▶ _WORK TO COMPLETE_: Copy out the listing exactly.

..............................

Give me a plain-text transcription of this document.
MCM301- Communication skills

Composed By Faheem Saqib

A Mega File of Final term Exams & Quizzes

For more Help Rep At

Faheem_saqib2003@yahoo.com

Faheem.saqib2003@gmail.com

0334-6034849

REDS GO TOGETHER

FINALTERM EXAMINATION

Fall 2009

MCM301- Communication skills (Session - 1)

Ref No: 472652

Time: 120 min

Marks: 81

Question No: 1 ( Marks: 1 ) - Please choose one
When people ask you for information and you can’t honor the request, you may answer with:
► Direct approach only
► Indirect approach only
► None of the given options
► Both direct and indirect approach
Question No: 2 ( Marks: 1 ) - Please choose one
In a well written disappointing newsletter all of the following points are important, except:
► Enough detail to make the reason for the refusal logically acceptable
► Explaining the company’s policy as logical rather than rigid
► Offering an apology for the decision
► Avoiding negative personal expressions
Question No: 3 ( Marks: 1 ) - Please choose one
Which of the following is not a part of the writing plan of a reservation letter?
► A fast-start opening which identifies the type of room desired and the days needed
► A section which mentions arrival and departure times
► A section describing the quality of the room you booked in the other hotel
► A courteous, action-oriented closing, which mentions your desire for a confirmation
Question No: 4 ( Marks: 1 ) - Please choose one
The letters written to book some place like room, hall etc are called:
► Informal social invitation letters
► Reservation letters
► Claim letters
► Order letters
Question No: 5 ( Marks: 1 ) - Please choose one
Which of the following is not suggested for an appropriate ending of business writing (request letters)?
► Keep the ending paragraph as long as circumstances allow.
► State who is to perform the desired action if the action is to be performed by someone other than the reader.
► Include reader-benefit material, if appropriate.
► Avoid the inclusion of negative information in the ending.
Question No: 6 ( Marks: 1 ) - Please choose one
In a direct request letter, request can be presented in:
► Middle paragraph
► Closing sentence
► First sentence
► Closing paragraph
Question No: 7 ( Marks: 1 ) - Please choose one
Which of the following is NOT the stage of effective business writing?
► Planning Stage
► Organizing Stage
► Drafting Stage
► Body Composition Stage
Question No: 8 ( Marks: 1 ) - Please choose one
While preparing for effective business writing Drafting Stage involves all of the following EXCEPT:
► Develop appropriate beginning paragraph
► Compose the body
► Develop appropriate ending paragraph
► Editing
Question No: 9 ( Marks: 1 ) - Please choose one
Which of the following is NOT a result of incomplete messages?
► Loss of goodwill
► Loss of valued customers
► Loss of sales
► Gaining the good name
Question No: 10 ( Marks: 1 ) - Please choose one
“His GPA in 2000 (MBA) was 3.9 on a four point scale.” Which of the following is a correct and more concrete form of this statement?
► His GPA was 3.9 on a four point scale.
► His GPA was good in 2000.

..............................

▶ _PROBLEM SOLUTION_:
Give me a plain-text transcription of this document.
MCM301- Communication skills

Composed By Faheem Saqib

A Mega File of Final term Exams & Quizzes

For more Help Rep At

Faheem_saqib2003@yahoo.com

Faheem.saqib2003@gmail.com

0334-6034849

REDS GO TOGETHER

FINALTERM EXAMINATION

Fall 2009

MCM301- Communication skills (Session - 1)

Ref No: 472652

Time: 120 min

Marks: 81

Question No: 1 ( Marks: 1 ) - Please choose one
When people ask you for information and you can’t honor the request, you may answer with:
► Direct approach only
► Indirect approach only
► None of the given options
► Both direct and indirect approach
Question No: 2 ( Marks: 1 ) - Please choose one
In a well written disappointing newsletter all of the following points are important, except:
► Enough detail to make the reason for the refusal logically acceptable
► Explaining the company’s policy as logical rather than rigid
► Offering an apology for the decision
► Avoiding negative personal expressions
Question No: 3 ( Marks: 1 ) - Please choose one
Which of the following is not a part of the writing plan of a reservation letter?
► A fast-start opening which identifies the type of room desired and the days needed
► A section which mentions arrival and departure times
► A section describing the quality of the room you booked in the other hotel
► A courteous, action-oriented closing, which mentions your desire for a confirmation
Question No: 4 ( Marks: 1 ) - Please choose one
The letters written to book some place like room, hall etc are called:
► Informal social invitation letters
► Reservation letters
► Claim letters
► Order letters
Question No: 5 ( Marks: 1 ) - Please choose one
Which of the following is not suggested for an appropriate ending of business writing (request letters)?
► Keep the ending paragraph as long as circumstances allow.
► State who is to perform the desired action if the action is to be performed by someone other than the reader.
► Include reader-benefit material, if appropriate.
► Avoid the inclusion of negative information in the ending.
Question No: 6 ( Marks: 1 ) - Please choose one
In a direct request letter, request can be presented in:
► Middle paragraph
► Closing sentence
► First sentence
► Closing paragraph
Question No: 7 ( Marks: 1 ) - Please choose one
Which of the following is NOT the stage of effective business writing?
► Planning Stage
► Organizing Stage
► Drafting Stage
► Body Composition Stage
Question No: 8 ( Marks: 1 ) - Please choose one
While preparing for effective business writing Drafting Stage involves all of the following EXCEPT:
► Develop appropriate beginning paragraph
► Compose the body
► Develop appropriate ending paragraph
► Editing
Question No: 9 ( Marks: 1 ) - Please choose one
Which of the following is NOT a result of incomplete messages?
► Loss of goodwill
► Loss of valued customers
► Loss of sales
► Gaining the good name
Question No: 10 ( Marks: 1 ) - Please choose one
“His GPA in 2000 (MBA) was 3.9 on a four point scale.” Which of the following is a correct and more concrete form of this statement?
► His GPA was 3.9 on a four point scale.
► His GPA was good in 2000.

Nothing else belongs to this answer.